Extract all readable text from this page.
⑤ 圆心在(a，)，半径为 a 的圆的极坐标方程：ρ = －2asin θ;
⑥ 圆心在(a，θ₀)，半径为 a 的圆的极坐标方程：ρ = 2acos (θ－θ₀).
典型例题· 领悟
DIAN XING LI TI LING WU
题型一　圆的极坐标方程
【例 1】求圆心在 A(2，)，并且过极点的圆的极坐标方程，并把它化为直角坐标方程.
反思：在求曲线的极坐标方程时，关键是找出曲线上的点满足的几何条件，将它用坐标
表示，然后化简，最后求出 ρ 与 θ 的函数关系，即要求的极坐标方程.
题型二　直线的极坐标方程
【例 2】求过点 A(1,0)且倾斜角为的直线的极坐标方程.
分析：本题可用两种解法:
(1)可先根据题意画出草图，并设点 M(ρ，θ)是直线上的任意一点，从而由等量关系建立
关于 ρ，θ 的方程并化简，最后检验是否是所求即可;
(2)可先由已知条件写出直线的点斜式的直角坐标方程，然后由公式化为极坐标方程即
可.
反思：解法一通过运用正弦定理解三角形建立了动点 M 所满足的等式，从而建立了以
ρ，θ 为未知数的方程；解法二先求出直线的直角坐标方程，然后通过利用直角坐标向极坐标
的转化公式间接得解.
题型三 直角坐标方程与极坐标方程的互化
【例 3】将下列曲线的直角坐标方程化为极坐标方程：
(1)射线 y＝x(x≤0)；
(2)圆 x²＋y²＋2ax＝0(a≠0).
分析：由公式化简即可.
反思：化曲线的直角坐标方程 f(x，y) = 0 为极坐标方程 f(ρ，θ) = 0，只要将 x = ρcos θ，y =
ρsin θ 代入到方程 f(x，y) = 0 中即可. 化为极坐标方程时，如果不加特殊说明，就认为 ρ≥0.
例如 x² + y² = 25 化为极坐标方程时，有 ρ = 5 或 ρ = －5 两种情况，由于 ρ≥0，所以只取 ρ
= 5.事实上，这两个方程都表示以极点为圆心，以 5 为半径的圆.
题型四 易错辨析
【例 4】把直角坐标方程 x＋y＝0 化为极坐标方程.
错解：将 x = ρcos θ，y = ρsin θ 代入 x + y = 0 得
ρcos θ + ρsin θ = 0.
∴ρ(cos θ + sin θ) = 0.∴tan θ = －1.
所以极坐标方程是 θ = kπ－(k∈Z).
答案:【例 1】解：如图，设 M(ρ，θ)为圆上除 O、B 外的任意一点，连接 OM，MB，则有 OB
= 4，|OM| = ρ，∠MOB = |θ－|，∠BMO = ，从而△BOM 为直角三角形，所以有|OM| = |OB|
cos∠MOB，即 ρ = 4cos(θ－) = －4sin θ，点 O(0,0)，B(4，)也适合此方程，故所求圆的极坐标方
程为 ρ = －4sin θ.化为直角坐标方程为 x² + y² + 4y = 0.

--

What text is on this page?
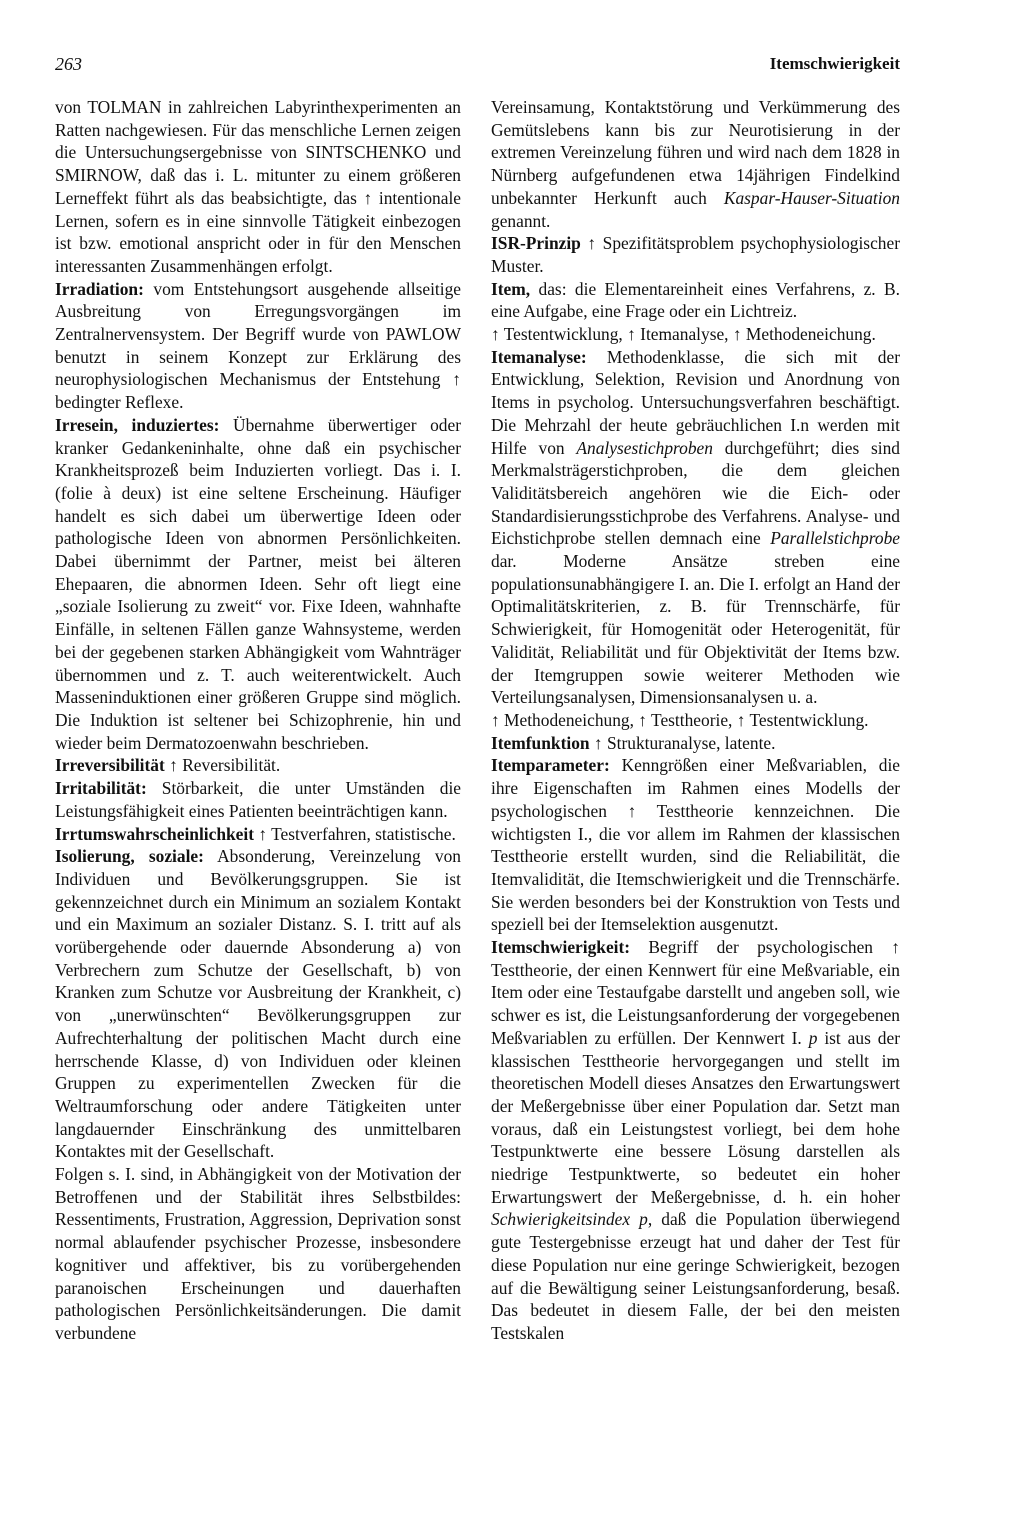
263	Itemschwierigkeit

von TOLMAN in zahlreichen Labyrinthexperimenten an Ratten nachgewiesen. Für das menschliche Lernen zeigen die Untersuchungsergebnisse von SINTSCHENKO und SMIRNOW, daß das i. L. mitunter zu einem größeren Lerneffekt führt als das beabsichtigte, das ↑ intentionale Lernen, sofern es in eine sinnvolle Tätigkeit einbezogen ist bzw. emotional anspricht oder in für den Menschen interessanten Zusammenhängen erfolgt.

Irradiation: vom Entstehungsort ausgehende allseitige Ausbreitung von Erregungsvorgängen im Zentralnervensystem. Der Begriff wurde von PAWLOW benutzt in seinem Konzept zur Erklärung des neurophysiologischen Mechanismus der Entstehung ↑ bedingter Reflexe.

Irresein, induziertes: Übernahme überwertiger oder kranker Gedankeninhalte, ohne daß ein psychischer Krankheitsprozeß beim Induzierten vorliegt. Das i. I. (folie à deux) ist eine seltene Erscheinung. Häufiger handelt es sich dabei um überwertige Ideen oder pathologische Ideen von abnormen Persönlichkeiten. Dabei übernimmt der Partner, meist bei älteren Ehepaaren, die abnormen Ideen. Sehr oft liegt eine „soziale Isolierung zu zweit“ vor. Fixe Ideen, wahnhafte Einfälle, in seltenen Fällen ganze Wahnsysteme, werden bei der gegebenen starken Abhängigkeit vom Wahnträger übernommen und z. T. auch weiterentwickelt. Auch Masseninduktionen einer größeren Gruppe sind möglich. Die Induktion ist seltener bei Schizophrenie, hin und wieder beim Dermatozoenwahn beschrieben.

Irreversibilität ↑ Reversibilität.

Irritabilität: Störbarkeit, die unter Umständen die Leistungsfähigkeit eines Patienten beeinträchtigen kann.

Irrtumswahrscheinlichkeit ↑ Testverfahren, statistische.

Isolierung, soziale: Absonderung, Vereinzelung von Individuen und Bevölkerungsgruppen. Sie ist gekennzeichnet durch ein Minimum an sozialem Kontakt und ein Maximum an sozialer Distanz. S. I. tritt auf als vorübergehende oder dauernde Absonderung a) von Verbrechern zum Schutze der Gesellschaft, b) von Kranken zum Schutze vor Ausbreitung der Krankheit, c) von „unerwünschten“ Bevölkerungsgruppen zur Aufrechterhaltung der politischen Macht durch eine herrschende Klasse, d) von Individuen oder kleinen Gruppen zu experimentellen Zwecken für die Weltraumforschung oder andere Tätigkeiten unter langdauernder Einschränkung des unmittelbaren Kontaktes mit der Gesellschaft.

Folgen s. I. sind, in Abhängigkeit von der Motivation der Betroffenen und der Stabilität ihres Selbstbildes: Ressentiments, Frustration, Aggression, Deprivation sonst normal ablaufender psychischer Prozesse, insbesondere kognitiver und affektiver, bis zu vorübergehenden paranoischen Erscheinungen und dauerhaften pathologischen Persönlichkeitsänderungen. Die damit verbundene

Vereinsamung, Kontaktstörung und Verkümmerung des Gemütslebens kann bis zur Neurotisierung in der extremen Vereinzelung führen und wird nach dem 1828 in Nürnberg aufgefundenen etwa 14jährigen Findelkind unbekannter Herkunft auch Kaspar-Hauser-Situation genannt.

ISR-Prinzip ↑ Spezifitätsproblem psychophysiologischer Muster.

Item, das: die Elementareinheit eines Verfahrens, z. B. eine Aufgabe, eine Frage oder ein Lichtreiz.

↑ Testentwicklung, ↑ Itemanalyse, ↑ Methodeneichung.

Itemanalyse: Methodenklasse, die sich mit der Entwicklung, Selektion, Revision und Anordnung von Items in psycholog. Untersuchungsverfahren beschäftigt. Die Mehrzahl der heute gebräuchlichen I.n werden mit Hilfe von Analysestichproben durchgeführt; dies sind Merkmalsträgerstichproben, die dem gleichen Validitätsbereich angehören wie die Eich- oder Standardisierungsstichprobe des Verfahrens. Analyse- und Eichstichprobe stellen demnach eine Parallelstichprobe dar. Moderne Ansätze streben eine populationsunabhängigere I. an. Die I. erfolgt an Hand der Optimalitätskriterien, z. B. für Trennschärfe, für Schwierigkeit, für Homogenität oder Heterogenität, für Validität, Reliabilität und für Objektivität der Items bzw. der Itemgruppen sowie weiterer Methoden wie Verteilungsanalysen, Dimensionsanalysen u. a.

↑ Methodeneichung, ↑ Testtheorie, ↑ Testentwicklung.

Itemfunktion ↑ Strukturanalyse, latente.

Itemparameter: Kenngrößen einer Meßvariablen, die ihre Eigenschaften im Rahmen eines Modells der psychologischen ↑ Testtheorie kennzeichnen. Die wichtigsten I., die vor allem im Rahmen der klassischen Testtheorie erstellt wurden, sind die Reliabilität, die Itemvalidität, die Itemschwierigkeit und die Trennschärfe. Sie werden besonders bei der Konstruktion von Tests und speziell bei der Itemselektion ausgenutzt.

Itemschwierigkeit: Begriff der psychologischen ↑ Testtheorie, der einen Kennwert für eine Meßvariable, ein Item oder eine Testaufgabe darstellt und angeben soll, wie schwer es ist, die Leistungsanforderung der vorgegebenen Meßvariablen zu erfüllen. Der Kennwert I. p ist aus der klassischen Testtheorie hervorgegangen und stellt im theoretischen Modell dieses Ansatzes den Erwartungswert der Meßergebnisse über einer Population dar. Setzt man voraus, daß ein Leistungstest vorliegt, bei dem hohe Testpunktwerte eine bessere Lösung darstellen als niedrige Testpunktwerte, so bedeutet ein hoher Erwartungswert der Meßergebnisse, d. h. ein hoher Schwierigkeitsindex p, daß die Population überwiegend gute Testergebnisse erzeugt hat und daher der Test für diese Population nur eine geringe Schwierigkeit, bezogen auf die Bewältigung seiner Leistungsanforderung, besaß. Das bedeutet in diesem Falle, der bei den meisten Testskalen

*REQUIRED WORK*:
Take every line above carrying "ρsin" and return it.

*FINAL ANSWER*:
ρsin θ 代入到方程 f(x，y) = 0 中即可. 化为极坐标方程时，如果不加特殊说明，就认为 ρ≥0.
错解：将 x = ρcos θ，y = ρsin θ 代入 x + y = 0 得
ρcos θ + ρsin θ = 0.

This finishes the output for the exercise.